• _TEXT PASSAGE_
▬▬▬▬▬▬▬▬▬▬
Closing the loop is different. It’s eliminating the dependency that someone else has on you – or at least updating them on the state. Every project has dependencies, and if you are pushing for excellence your role is most likely key to the projects success.

Leaving others hanging is the worst thing you can do. It’s when someone’s dependency on you becomes a blocker to the project or a drain on the projects momentum.

And it’s one my biggest faults.

I’m a recovering perfectionist. I love when things are complete and I can deliver them to a teammate or client. I also struggle to switch between different contexts or projects: it’s easy for me to forget to give a status update on something that I’m currently working in.

When something isn’t a top priority (e.g. a side project) it’s easy for me to treat communication around that project as less than top priority. To not spend the time on responding and communicating but instead concentrate on “doing work” on another project.

A trusted mentor recently gave me some very direct feedback on this:

You have to close the loop: don’t leave things hanging for hours or days if you can send an update. Even if you can’t deliver what you promised, make sure you close the loop and keep the momentum building by being relentlessly responsive.
▬▬▬▬▬▬▬▬▬▬
• _DATA SHOWN_
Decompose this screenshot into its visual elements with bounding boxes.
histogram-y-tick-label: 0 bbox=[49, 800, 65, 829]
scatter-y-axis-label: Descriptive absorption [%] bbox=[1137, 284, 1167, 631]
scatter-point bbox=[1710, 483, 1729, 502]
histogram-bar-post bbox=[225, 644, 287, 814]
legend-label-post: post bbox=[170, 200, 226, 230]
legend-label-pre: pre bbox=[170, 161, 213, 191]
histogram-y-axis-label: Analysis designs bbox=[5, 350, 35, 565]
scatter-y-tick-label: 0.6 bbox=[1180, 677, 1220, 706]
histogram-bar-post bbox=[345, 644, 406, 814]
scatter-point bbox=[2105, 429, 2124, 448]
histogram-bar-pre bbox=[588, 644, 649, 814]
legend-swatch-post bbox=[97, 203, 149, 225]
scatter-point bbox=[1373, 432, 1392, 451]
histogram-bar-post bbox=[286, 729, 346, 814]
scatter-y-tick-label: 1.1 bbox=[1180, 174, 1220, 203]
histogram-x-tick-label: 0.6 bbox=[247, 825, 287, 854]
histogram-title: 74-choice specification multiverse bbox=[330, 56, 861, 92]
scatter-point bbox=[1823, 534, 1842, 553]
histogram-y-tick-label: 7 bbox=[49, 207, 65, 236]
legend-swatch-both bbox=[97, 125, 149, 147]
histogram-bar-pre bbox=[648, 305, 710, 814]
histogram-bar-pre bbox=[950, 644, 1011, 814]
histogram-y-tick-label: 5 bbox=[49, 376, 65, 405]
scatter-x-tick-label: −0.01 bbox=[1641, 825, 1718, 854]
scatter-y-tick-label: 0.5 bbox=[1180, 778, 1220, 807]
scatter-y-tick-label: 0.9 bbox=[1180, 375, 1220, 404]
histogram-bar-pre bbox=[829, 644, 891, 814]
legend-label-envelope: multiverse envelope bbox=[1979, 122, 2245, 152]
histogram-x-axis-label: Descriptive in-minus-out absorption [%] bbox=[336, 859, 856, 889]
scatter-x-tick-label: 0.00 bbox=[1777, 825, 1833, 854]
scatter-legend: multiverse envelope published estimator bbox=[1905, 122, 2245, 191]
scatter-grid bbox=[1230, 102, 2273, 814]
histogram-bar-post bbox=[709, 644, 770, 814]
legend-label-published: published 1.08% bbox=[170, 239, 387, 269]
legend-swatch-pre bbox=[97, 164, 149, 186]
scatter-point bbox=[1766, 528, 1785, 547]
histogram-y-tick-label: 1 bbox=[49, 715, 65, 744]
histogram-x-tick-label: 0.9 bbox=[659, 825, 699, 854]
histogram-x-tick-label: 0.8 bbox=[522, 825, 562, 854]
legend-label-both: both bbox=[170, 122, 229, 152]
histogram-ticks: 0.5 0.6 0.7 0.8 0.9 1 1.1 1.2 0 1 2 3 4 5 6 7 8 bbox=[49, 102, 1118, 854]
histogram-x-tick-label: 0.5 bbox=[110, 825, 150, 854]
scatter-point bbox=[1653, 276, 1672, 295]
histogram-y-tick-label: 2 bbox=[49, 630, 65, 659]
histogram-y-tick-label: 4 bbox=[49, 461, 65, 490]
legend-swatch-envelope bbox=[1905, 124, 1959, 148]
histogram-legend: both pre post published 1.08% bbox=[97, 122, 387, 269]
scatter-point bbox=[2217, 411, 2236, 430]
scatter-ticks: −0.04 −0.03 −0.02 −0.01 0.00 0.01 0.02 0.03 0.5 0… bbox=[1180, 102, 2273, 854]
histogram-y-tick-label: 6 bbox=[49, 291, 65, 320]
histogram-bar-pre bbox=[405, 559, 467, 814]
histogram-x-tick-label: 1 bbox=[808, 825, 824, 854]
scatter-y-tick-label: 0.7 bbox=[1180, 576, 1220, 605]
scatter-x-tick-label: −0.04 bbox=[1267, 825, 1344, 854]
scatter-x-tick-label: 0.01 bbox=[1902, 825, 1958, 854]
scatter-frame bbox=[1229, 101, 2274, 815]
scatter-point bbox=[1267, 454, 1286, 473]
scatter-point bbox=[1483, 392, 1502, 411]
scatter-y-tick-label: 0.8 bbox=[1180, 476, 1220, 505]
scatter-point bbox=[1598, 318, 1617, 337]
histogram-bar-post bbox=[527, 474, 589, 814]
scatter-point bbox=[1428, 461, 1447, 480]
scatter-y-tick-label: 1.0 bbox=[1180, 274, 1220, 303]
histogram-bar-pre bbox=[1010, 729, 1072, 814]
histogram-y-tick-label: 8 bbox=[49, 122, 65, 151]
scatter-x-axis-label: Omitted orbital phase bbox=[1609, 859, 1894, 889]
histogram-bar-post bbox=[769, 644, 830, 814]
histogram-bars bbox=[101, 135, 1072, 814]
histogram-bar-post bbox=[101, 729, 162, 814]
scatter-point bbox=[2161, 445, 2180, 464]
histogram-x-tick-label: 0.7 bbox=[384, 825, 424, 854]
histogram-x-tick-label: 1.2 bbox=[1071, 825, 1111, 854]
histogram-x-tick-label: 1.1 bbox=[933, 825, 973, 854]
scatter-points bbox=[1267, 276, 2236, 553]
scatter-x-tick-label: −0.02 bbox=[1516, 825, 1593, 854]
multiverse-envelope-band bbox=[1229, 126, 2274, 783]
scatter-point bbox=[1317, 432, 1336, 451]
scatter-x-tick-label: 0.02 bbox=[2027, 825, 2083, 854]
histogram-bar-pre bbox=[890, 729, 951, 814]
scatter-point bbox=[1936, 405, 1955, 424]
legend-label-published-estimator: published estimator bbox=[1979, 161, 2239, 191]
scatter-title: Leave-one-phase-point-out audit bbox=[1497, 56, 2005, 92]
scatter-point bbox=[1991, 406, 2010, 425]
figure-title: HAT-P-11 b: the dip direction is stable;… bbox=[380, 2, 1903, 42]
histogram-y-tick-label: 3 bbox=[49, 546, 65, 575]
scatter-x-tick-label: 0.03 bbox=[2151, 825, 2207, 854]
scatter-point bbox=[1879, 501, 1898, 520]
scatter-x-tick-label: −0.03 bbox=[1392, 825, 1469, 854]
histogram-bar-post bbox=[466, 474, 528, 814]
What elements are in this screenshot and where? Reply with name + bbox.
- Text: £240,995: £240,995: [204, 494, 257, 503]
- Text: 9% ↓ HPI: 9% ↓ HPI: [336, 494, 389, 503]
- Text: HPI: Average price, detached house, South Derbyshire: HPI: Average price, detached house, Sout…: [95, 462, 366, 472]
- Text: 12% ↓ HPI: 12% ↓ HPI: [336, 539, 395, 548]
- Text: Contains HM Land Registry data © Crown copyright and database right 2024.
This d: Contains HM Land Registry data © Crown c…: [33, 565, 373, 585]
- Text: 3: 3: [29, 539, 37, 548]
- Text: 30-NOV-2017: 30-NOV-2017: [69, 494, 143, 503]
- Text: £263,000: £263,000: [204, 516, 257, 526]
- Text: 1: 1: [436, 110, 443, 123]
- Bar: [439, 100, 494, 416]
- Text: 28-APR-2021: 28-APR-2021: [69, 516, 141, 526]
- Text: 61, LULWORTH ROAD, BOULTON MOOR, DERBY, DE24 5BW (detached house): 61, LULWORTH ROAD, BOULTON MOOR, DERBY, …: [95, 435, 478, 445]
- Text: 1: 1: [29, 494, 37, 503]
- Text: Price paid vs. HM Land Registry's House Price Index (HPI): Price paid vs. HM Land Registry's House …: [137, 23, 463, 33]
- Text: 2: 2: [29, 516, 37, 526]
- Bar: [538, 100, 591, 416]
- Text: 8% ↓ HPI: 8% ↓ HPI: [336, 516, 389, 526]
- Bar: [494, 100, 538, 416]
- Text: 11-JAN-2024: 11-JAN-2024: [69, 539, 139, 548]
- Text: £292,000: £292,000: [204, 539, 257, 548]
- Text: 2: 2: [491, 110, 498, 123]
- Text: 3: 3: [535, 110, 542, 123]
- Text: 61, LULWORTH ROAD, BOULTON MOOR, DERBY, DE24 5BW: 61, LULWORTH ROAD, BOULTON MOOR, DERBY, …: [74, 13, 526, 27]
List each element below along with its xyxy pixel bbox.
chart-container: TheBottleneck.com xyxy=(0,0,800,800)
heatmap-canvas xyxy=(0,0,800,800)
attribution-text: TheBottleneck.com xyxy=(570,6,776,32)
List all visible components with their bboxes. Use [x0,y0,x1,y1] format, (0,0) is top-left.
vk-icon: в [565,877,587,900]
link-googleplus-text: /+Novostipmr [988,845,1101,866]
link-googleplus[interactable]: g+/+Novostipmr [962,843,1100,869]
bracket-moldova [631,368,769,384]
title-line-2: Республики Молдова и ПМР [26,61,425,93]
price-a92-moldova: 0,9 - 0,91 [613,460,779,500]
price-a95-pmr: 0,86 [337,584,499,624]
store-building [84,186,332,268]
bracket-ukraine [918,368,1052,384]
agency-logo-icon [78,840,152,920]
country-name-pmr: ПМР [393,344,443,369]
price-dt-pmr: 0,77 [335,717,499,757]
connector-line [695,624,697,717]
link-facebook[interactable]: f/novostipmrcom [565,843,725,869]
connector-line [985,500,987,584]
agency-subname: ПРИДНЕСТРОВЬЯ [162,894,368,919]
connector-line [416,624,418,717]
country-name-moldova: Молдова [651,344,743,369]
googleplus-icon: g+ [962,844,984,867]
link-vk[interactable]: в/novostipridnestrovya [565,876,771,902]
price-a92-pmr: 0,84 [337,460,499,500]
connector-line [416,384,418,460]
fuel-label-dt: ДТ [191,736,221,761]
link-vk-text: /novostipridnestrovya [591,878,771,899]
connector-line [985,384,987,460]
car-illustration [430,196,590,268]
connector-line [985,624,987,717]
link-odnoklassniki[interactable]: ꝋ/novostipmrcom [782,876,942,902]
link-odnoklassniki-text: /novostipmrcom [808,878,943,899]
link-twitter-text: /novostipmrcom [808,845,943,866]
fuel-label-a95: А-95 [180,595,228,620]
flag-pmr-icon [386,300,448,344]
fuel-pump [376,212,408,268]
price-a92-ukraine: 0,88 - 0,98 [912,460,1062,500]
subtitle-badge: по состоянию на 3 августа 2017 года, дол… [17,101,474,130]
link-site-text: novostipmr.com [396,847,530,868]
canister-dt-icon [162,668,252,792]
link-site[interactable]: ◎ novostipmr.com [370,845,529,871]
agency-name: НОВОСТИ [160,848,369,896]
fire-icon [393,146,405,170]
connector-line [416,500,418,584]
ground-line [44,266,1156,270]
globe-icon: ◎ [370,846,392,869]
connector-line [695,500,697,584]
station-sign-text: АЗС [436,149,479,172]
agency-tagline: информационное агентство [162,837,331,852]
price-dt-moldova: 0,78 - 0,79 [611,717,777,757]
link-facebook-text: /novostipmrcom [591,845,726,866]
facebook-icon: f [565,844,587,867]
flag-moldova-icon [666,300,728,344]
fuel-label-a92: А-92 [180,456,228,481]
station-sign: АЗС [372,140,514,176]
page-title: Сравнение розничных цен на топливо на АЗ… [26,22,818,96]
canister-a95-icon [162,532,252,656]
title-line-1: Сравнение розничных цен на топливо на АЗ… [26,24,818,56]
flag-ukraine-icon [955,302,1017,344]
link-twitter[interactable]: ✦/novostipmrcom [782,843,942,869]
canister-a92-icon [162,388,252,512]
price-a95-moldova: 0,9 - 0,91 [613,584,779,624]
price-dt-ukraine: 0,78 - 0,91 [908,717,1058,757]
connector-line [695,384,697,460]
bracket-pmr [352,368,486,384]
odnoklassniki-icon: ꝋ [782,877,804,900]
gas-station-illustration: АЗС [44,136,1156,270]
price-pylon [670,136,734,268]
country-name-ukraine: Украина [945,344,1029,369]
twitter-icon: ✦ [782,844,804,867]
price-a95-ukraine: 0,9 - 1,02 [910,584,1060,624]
▬▬▬▬▬▬▬▬▬▬
• _WORK ORDER A_
In the passage about closing the loop, take the part starting at "Leaving others hanging" and ending at "currently working in.", and rewrite it with "colleague" switched in for "teammate".
• _WORK ORDER B_
In the passage about closing the loop, what does the writer call themself?
You won't need the data for any of this.

• _RESPONSE A_
Leaving others hanging is the worst thing you can do. It’s when someone’s dependency on you becomes a blocker to the project or a drain on the projects momentum.

And it’s one my biggest faults.

I’m a recovering perfectionist. I love when things are complete and I can deliver them to a colleague or client. I also struggle to switch between different contexts or projects: it’s easy for me to forget to give a status update on something that I’m currently working in.

• _RESPONSE B_
A recovering perfectionist.